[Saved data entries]
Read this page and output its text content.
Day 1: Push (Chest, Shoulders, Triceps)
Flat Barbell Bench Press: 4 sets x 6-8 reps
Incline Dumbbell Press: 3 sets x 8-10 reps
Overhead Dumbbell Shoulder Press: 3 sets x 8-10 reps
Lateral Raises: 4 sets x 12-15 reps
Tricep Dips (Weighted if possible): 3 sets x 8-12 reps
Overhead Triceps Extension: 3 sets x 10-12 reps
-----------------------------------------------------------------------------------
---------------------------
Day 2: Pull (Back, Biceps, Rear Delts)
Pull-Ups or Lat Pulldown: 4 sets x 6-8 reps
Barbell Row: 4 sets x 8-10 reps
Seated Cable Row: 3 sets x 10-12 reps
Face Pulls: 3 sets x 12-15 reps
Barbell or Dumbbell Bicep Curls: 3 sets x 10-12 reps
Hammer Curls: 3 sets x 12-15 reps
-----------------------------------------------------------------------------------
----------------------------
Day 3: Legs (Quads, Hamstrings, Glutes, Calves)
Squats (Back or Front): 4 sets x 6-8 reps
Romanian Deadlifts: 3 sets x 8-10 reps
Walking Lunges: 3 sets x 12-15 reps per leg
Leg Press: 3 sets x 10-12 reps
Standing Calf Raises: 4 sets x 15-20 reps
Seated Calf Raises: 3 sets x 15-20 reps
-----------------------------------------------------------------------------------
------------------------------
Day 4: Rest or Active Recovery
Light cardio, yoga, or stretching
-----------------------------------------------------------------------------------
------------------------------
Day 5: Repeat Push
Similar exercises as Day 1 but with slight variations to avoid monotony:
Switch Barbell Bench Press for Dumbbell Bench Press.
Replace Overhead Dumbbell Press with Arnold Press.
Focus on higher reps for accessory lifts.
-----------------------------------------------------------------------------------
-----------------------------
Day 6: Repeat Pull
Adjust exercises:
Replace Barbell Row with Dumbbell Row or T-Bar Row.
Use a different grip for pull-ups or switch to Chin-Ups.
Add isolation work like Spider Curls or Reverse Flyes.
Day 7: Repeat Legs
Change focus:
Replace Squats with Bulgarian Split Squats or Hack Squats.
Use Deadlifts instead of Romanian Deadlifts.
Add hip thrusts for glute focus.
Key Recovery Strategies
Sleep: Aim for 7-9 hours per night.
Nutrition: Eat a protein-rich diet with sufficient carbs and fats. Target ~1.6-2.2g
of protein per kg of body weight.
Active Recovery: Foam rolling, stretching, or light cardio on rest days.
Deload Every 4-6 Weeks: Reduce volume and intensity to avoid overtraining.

→ What this task involves:
Pick each line holding the word "protein" out of the data and copy it.

→ Written answer:
Nutrition: Eat a protein-rich diet with sufficient carbs and fats. Target ~1.6-2.2g
of protein per kg of body weight.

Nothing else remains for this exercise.